● **Problem description**
Copy the listing from its first line through the line containing "login-link[interactable]: 로그인 bbox=[554, 55, 575, 65]", switching "지원자격" to "자격요건" and leaving everything else unchanged.

● **The records**
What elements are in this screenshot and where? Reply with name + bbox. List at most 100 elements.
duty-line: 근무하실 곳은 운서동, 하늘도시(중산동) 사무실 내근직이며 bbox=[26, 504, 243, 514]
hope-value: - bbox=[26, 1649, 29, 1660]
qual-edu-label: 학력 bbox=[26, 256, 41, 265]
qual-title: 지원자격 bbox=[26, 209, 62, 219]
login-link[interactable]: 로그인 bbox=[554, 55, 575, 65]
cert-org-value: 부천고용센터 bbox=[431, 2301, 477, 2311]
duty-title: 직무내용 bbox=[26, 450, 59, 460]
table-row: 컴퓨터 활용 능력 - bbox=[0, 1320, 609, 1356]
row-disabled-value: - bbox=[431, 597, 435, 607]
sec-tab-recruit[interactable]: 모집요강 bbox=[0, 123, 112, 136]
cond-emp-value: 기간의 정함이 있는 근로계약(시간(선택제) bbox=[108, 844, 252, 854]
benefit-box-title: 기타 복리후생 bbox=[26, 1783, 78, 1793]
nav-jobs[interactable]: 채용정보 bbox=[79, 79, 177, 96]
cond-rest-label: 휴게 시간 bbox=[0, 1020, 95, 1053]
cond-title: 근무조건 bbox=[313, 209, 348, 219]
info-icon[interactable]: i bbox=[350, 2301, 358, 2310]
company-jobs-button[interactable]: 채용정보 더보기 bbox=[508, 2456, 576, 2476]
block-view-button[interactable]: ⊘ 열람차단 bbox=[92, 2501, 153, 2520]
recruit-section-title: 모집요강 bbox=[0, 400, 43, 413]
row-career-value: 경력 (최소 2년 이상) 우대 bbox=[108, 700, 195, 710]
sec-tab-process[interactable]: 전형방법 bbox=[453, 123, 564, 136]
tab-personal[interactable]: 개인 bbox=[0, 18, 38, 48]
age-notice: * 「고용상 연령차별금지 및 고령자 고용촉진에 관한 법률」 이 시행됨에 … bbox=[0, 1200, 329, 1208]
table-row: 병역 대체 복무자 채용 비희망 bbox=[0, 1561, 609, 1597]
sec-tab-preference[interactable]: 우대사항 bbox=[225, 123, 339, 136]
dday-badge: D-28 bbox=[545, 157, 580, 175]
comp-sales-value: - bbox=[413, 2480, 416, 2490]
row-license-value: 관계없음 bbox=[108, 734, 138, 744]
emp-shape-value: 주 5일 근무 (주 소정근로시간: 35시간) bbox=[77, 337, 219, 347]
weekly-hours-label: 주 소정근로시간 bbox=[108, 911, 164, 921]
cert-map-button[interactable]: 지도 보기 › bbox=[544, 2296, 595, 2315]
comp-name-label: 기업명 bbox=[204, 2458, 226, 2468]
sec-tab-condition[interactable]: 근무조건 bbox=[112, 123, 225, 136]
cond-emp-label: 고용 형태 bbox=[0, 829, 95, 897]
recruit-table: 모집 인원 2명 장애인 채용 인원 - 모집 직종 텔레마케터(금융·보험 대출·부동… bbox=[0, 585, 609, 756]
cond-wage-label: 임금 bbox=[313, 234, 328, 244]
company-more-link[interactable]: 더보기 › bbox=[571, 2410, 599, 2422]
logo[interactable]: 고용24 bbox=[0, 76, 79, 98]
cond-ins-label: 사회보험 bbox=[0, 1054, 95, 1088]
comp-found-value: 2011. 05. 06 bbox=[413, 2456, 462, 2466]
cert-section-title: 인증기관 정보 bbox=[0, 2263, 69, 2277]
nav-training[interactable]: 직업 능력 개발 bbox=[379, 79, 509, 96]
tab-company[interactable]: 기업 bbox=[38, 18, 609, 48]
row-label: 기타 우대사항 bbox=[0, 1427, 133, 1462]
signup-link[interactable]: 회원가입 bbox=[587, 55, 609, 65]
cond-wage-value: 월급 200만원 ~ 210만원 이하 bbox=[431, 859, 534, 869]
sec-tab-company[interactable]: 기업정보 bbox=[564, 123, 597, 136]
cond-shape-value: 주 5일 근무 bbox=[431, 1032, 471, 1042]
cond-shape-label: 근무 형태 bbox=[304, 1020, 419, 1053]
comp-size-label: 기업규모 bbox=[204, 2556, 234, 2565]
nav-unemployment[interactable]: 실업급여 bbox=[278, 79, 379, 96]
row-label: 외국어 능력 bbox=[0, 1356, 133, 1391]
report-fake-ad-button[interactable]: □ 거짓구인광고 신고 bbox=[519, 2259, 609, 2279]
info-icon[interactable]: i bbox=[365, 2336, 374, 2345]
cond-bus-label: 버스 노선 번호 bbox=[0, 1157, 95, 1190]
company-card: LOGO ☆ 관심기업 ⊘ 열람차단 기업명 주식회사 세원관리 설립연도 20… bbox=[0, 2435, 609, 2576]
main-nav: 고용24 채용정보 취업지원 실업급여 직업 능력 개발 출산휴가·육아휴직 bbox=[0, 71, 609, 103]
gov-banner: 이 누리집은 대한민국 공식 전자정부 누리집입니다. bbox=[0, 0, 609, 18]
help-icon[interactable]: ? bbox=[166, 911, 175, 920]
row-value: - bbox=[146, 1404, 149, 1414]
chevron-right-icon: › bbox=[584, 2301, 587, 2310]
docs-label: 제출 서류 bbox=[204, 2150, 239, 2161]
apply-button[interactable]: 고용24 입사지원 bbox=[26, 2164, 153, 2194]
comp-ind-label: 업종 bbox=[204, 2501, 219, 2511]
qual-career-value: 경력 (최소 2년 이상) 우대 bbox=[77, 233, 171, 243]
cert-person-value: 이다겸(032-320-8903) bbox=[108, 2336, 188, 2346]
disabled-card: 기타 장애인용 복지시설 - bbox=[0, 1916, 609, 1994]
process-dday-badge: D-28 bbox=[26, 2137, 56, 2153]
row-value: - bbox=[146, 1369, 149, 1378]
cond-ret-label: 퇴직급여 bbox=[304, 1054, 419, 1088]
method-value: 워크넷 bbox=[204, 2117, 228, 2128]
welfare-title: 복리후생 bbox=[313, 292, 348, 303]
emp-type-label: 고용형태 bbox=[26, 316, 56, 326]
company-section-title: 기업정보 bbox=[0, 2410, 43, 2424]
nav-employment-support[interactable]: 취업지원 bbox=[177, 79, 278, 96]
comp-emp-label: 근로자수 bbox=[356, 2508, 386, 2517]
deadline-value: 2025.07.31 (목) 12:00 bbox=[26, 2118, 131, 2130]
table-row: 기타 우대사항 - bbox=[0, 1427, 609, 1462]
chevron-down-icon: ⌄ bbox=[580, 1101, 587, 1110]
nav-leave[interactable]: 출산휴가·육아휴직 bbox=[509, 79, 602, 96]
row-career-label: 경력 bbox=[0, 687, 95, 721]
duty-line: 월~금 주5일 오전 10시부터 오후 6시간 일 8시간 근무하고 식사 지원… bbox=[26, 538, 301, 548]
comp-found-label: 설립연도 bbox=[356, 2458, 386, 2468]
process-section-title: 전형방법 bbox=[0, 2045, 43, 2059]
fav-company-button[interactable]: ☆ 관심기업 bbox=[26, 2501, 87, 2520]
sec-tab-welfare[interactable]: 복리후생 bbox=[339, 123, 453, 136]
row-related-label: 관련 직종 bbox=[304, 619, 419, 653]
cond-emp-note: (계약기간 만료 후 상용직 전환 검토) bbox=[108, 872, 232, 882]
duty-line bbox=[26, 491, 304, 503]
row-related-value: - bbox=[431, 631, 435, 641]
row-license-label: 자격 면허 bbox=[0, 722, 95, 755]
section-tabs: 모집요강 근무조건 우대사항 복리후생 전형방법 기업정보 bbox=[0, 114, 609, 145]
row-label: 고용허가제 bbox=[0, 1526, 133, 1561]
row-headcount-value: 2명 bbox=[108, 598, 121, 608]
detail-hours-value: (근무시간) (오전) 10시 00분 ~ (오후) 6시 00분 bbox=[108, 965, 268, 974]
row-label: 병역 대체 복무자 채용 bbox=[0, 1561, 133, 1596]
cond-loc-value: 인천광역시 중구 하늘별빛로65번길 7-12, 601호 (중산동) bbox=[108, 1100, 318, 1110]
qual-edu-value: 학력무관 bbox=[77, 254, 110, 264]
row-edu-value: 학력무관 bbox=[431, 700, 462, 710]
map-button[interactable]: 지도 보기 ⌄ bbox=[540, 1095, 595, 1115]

● **The response**
What elements are in this screenshot and where? Reply with name + bbox. List at most 100 elements.
duty-line: 근무하실 곳은 운서동, 하늘도시(중산동) 사무실 내근직이며 bbox=[26, 504, 243, 514]
hope-value: - bbox=[26, 1649, 29, 1660]
qual-edu-label: 학력 bbox=[26, 256, 41, 265]
qual-title: 자격요건 bbox=[26, 209, 62, 219]
login-link[interactable]: 로그인 bbox=[554, 55, 575, 65]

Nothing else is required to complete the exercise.